>> Start PAGE

NoSQL technologies born to cover a set of new need came out while the traditional database was already mature. Of course in last years application needs changes and became even more discerning (big data, clustering, file repository), so this new storage system was designed keeping in mind these new requirements.
But, what I mean for “requirements”? Here a set of cases that NoSQL is designed to support.
- The application works with a large amount of data (Big Data)
- The application works with data that quickly change relationship and data types (semi-structured, unstructured and polymorphic data).
- Developers work in a small team using agile approach: a lot of small spring against long term waterfall iterations
- Application served as service, may be published on the web,
- Application delivered to thousands of user instead of few people inside the company
- No certain about the future load of application: need to be scalable and dynamic, need base software on a backend cluster easily
There are many NoSQL solutions offered by the market, open-source or not. Each of them works a little bit differently, maybe specializing so some particular need, but the basic idea and the common feature is to offer better scalability and performance. To do this they give up to some features of generic RDBMS, introducing new ones, but keeping enough functionality to be useful.
One of the breaking changes from SQL DBs is that, meanwhile, SQL backends are a general purpose storage system, NoSQL distribution is focused on a specific kind of data. This allows DBs to be more efficient on their scope and allow to have a more performant system. In this section are reported some kind of NoSQL database to give an idea of what application they have. Note that they can be used together (also with traditional SQL systems) to get the best from all systems.
This type of database doesn’t need to have a consistent data structure, so they are useful when you have to work with polymorphic data, or data structure changes constantly. This kind of backend can convert normalized entities like key-value dataset or EAV models to simple documents set.
- Goal: Storage non-typed set of “records”, called “documents”
- Examples: MongoDB, CouchDB
- Target: Heterogeneous data, working object-oriented, agile development
We told NoSQL database removes the concept of relationship to achieve better performance. In this kind of db this is not true. Instead, these databases enforce the concept of relationship.
Their goal is to define data by its relation with other data. This kind of database can be useful when most of the data structure is designed to keep the relationship with entities (i.e.. if you have a lot of tables when there are mostly foreign keys columns).
- Goal: describe data relations
- Examples: Neo4j, GiraffeDB.
- Target: Data Mining
This is a kind of db designed to store a big amount of key-value pair data. This can be useful when the database is used to store properties, translations, or caching purpose.
- Goal: Store data in the key-value form
- Examples: Redis, Cassandra, MemcacheDB
- Target: key-value storage
Advantages of NOSQL
We are aware that NoSQL db has some interesting advantages and they can resolve easily simple problems that traditional RDMS can’t. Nowadays their large employment in a critical system, like big cloud systems and some large Saas product, confirm they are mature and useful. But question is, why I should move to them? And in this case, when the move is profitable? We can’t base such kind of decision only on our impression, and read some vendor brochure where it’s granted that NoSQL is very cool is not enough. Moreover, we cannot stay on an inadequate platform just because we fear the change.

>> End PAGE

== REQUIRED TASK 1 ==
Rewrite the entries as a JSON list of strings, one string per line, beginning at the line that has "List all visible" and stopping after the line that has "kpi-value: 642 878,69: [756, 113, 837, 129]". Leave out blank lines.
The entries have no connection to the NoSQL text above.

>> Start GIVEN RECORDS

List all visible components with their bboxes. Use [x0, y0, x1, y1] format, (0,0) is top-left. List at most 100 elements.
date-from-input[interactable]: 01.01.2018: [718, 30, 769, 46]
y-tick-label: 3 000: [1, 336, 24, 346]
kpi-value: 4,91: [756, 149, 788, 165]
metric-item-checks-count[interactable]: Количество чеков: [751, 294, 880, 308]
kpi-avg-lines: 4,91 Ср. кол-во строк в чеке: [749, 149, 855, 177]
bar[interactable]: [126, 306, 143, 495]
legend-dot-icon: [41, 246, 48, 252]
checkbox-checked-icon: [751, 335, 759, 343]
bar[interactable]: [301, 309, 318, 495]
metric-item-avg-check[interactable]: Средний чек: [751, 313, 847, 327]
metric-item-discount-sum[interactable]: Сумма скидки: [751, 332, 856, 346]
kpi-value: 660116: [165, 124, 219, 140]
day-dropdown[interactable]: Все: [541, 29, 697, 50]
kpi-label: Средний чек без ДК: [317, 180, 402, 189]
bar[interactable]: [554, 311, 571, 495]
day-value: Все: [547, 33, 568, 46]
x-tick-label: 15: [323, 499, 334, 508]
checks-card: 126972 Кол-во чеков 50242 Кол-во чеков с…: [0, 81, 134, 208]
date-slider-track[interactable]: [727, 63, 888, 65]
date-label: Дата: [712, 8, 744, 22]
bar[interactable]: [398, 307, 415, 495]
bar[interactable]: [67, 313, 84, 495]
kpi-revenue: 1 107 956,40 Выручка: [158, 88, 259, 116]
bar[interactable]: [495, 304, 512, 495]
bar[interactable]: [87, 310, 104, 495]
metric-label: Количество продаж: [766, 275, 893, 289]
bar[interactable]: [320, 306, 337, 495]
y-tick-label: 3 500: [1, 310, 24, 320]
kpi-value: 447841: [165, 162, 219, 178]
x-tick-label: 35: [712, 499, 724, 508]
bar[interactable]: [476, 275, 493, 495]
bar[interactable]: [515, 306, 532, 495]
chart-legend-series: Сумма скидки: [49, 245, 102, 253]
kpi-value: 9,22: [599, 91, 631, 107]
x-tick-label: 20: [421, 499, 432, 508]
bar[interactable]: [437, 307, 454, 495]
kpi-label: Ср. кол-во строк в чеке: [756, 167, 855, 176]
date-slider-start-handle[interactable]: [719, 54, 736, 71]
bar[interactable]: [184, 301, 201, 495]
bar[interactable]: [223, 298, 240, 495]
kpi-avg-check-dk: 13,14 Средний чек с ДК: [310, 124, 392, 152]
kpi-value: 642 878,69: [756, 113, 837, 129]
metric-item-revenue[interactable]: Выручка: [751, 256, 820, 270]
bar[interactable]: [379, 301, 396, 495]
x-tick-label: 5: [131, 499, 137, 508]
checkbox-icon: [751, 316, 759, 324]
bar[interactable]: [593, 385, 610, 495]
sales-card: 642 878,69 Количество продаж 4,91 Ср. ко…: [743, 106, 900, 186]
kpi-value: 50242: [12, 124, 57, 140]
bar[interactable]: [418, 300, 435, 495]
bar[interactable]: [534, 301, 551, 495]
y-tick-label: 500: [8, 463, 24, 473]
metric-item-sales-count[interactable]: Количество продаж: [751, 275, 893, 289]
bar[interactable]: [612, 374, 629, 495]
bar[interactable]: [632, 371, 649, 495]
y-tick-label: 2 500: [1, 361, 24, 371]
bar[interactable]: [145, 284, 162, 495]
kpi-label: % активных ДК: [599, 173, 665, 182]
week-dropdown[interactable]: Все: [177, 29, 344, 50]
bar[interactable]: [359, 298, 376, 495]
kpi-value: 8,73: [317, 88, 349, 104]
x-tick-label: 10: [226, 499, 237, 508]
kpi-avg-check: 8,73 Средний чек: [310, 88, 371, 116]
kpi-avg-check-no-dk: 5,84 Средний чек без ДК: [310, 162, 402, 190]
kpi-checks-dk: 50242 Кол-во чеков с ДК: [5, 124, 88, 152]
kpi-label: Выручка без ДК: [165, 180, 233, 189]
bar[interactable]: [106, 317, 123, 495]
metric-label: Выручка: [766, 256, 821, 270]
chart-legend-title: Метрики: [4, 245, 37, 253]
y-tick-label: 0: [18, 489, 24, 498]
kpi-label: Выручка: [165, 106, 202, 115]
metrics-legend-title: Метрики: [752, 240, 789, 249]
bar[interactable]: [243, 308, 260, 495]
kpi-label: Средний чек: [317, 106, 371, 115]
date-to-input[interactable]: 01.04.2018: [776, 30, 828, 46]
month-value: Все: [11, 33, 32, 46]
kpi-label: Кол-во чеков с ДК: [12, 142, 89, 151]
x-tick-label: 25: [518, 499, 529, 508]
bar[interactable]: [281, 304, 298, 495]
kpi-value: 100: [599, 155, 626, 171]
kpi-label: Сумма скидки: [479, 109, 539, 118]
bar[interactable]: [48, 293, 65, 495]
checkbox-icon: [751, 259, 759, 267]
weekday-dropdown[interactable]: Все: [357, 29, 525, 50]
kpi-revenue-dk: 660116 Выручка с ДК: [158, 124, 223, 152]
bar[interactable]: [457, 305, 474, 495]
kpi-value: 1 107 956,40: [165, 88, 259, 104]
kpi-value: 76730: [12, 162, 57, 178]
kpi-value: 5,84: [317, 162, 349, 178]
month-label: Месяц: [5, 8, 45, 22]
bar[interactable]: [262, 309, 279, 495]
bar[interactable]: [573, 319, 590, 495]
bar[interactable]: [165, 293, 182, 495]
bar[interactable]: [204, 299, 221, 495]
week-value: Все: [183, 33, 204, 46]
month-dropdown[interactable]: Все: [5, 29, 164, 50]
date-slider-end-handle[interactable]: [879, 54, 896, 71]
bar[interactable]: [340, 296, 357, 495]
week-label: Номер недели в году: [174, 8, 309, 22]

>> End GIVEN RECORDS
>> Start GIVEN RECORDS

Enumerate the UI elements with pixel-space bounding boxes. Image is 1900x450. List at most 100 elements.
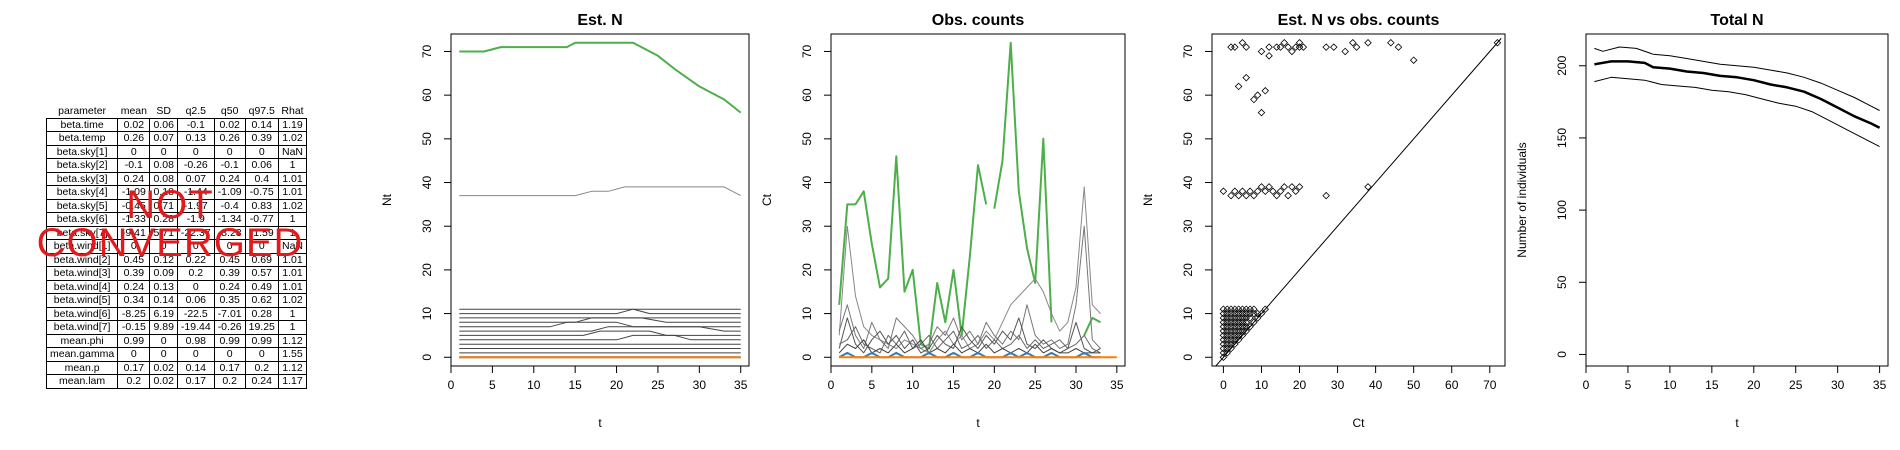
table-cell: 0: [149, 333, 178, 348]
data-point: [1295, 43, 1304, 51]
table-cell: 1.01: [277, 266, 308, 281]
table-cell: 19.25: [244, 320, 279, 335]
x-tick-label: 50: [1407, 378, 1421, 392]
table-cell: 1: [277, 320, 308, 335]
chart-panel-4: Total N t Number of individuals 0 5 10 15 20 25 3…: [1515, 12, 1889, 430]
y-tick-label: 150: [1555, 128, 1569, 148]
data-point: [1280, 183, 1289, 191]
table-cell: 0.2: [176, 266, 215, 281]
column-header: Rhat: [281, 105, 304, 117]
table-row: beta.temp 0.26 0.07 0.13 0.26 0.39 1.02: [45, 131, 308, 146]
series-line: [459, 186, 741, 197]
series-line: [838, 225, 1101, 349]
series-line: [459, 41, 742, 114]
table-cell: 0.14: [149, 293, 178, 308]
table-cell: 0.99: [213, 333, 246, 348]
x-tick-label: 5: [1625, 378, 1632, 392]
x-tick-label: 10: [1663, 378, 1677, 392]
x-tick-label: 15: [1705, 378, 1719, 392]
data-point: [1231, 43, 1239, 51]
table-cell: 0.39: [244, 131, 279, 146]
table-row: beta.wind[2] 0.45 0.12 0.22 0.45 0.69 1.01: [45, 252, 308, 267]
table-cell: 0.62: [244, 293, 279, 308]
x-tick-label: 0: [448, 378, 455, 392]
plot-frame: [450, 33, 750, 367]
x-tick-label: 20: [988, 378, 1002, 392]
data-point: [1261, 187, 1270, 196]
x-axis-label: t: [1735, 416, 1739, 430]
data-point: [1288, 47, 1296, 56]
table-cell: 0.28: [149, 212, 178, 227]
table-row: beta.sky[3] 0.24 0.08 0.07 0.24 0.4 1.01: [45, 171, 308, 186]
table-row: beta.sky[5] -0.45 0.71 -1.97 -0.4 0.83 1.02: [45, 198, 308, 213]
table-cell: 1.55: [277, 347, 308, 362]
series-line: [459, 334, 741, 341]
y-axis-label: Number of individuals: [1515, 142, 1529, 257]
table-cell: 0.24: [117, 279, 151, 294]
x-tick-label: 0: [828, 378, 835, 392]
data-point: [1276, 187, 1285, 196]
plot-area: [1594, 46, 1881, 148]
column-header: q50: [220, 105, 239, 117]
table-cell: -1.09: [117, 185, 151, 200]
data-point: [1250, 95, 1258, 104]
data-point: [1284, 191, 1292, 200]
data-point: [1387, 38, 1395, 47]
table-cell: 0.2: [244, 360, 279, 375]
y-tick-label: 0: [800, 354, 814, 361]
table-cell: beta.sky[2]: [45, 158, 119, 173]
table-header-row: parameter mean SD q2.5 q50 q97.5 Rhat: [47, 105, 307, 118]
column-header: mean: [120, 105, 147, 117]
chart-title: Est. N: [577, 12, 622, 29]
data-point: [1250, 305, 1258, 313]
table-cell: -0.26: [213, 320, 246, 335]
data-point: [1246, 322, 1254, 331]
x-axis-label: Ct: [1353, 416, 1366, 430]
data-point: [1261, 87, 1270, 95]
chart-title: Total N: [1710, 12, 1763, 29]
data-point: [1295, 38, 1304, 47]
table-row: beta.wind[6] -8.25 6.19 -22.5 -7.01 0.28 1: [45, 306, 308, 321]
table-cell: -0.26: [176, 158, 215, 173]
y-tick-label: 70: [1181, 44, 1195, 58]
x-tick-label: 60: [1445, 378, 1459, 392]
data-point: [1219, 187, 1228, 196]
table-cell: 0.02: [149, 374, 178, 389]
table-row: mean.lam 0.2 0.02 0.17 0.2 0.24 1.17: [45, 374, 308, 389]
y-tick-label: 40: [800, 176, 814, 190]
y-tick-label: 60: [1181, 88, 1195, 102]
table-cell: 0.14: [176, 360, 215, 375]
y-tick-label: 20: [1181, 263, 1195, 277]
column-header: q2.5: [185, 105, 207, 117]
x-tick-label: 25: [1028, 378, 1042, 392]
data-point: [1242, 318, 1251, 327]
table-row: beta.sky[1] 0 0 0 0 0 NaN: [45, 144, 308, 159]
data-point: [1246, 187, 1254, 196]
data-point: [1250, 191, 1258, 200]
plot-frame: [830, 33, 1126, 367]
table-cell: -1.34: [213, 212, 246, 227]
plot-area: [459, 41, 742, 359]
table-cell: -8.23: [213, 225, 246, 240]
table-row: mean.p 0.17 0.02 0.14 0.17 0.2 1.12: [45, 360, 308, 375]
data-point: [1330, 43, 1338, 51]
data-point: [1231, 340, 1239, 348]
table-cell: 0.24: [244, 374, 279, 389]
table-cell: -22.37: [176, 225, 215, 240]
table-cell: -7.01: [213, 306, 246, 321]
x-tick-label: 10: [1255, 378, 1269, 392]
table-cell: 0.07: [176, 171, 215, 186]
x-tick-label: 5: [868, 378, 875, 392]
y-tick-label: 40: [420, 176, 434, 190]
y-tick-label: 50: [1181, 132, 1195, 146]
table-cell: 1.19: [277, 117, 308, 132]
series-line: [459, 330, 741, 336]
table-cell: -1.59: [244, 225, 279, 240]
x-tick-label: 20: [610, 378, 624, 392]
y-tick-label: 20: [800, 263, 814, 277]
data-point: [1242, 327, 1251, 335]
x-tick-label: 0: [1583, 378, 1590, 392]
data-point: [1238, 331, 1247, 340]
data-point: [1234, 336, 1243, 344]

>> End GIVEN RECORDS

== REQUIRED TASK 2 ==
In the NoSQL text, which two databases are listed as examples for describing data relations?

== RIGHT ANSWER 1 ==
[
  "List all visible components with their bboxes. Use [x0, y0, x1, y1] format, (0,0) is top-left. List at most 100 elements.",
  "date-from-input[interactable]: 01.01.2018: [718, 30, 769, 46]",
  "y-tick-label: 3 000: [1, 336, 24, 346]",
  "kpi-value: 4,91: [756, 149, 788, 165]",
  "metric-item-checks-count[interactable]: Количество чеков: [751, 294, 880, 308]",
  "kpi-avg-lines: 4,91 Ср. кол-во строк в чеке: [749, 149, 855, 177]",
  "bar[interactable]: [126, 306, 143, 495]",
  "legend-dot-icon: [41, 246, 48, 252]",
  "checkbox-checked-icon: [751, 335, 759, 343]",
  "bar[interactable]: [301, 309, 318, 495]",
  "metric-item-avg-check[interactable]: Средний чек: [751, 313, 847, 327]",
  "metric-item-discount-sum[interactable]: Сумма скидки: [751, 332, 856, 346]",
  "kpi-value: 660116: [165, 124, 219, 140]",
  "day-dropdown[interactable]: Все: [541, 29, 697, 50]",
  "kpi-label: Средний чек без ДК: [317, 180, 402, 189]",
  "bar[interactable]: [554, 311, 571, 495]",
  "day-value: Все: [547, 33, 568, 46]",
  "x-tick-label: 15: [323, 499, 334, 508]",
  "checks-card: 126972 Кол-во чеков 50242 Кол-во чеков с…: [0, 81, 134, 208]",
  "date-slider-track[interactable]: [727, 63, 888, 65]",
  "date-label: Дата: [712, 8, 744, 22]",
  "bar[interactable]: [398, 307, 415, 495]",
  "bar[interactable]: [67, 313, 84, 495]",
  "kpi-revenue: 1 107 956,40 Выручка: [158, 88, 259, 116]",
  "bar[interactable]: [495, 304, 512, 495]",
  "bar[interactable]: [87, 310, 104, 495]",
  "metric-label: Количество продаж: [766, 275, 893, 289]",
  "bar[interactable]: [320, 306, 337, 495]",
  "y-tick-label: 3 500: [1, 310, 24, 320]",
  "kpi-value: 447841: [165, 162, 219, 178]",
  "x-tick-label: 35: [712, 499, 724, 508]",
  "bar[interactable]: [476, 275, 493, 495]",
  "bar[interactable]: [515, 306, 532, 495]",
  "chart-legend-series: Сумма скидки: [49, 245, 102, 253]",
  "kpi-value: 9,22: [599, 91, 631, 107]",
  "x-tick-label: 20: [421, 499, 432, 508]",
  "bar[interactable]: [437, 307, 454, 495]",
  "kpi-label: Ср. кол-во строк в чеке: [756, 167, 855, 176]",
  "date-slider-start-handle[interactable]: [719, 54, 736, 71]",
  "bar[interactable]: [184, 301, 201, 495]",
  "bar[interactable]: [223, 298, 240, 495]",
  "kpi-avg-check-dk: 13,14 Средний чек с ДК: [310, 124, 392, 152]",
  "kpi-value: 642 878,69: [756, 113, 837, 129]"
]

== RIGHT ANSWER 2 ==
Neo4j and GiraffeDB.